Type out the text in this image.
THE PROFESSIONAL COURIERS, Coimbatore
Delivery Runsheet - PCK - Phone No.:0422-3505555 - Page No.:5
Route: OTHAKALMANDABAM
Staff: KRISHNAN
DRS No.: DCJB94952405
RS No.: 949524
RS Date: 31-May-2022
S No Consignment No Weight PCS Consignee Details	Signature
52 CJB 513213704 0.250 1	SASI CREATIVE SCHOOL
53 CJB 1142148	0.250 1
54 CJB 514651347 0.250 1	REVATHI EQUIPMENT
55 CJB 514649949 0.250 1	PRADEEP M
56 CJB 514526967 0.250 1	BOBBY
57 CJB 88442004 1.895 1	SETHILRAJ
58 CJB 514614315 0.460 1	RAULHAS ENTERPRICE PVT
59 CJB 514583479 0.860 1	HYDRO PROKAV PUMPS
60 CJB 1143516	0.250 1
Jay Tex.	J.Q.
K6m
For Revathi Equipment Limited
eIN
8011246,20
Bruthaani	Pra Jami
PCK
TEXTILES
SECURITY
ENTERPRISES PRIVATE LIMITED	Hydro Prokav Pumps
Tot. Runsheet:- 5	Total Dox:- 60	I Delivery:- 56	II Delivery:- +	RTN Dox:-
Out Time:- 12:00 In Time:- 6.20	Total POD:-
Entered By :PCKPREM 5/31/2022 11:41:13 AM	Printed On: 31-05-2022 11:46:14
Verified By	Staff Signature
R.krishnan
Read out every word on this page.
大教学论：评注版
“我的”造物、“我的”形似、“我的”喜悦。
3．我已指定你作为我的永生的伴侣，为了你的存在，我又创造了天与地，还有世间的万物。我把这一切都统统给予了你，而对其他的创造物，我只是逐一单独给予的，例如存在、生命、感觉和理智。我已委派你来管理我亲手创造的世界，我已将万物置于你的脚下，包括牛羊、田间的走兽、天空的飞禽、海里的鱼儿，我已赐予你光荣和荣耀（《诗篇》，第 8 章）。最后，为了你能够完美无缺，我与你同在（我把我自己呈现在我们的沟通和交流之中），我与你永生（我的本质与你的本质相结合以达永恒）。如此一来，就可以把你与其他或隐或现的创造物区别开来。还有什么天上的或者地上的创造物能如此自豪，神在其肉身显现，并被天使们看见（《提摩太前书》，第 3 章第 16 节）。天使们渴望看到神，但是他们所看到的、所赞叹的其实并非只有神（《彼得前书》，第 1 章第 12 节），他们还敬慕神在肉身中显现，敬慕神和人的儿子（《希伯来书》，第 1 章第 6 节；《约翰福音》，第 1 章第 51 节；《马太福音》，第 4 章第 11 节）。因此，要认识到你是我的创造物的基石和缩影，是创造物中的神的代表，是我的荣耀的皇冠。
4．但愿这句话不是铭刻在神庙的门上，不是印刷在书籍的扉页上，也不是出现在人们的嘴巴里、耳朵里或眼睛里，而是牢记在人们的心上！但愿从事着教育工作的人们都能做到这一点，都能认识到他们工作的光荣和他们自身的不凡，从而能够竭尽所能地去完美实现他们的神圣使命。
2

============

Reproduce the material above, every line of it, exactly.

Type out the text in this image.
THE PROFESSIONAL COURIERS, Coimbatore
Delivery Runsheet - PCK - Phone No.:0422-3505555 - Page No.:5
Route: OTHAKALMANDABAM
Staff: KRISHNAN
DRS No.: DCJB94952405
RS No.: 949524
RS Date: 31-May-2022
S No Consignment No Weight PCS Consignee Details	Signature
52 CJB 513213704 0.250 1	SASI CREATIVE SCHOOL
53 CJB 1142148	0.250 1
54 CJB 514651347 0.250 1	REVATHI EQUIPMENT
55 CJB 514649949 0.250 1	PRADEEP M
56 CJB 514526967 0.250 1	BOBBY
57 CJB 88442004 1.895 1	SETHILRAJ
58 CJB 514614315 0.460 1	RAULHAS ENTERPRICE PVT
59 CJB 514583479 0.860 1	HYDRO PROKAV PUMPS
60 CJB 1143516	0.250 1
Jay Tex.	J.Q.
K6m
For Revathi Equipment Limited
eIN
8011246,20
Bruthaani	Pra Jami
PCK
TEXTILES
SECURITY
ENTERPRISES PRIVATE LIMITED	Hydro Prokav Pumps
Tot. Runsheet:- 5	Total Dox:- 60	I Delivery:- 56	II Delivery:- +	RTN Dox:-
Out Time:- 12:00 In Time:- 6.20	Total POD:-
Entered By :PCKPREM 5/31/2022 11:41:13 AM	Printed On: 31-05-2022 11:46:14
Verified By	Staff Signature
R.krishnan
Read out every word on this page.
大教学论：评注版
“我的”造物、“我的”形似、“我的”喜悦。
3．我已指定你作为我的永生的伴侣，为了你的存在，我又创造了天与地，还有世间的万物。我把这一切都统统给予了你，而对其他的创造物，我只是逐一单独给予的，例如存在、生命、感觉和理智。我已委派你来管理我亲手创造的世界，我已将万物置于你的脚下，包括牛羊、田间的走兽、天空的飞禽、海里的鱼儿，我已赐予你光荣和荣耀（《诗篇》，第 8 章）。最后，为了你能够完美无缺，我与你同在（我把我自己呈现在我们的沟通和交流之中），我与你永生（我的本质与你的本质相结合以达永恒）。如此一来，就可以把你与其他或隐或现的创造物区别开来。还有什么天上的或者地上的创造物能如此自豪，神在其肉身显现，并被天使们看见（《提摩太前书》，第 3 章第 16 节）。天使们渴望看到神，但是他们所看到的、所赞叹的其实并非只有神（《彼得前书》，第 1 章第 12 节），他们还敬慕神在肉身中显现，敬慕神和人的儿子（《希伯来书》，第 1 章第 6 节；《约翰福音》，第 1 章第 51 节；《马太福音》，第 4 章第 11 节）。因此，要认识到你是我的创造物的基石和缩影，是创造物中的神的代表，是我的荣耀的皇冠。
4．但愿这句话不是铭刻在神庙的门上，不是印刷在书籍的扉页上，也不是出现在人们的嘴巴里、耳朵里或眼睛里，而是牢记在人们的心上！但愿从事着教育工作的人们都能做到这一点，都能认识到他们工作的光荣和他们自身的不凡，从而能够竭尽所能地去完美实现他们的神圣使命。
2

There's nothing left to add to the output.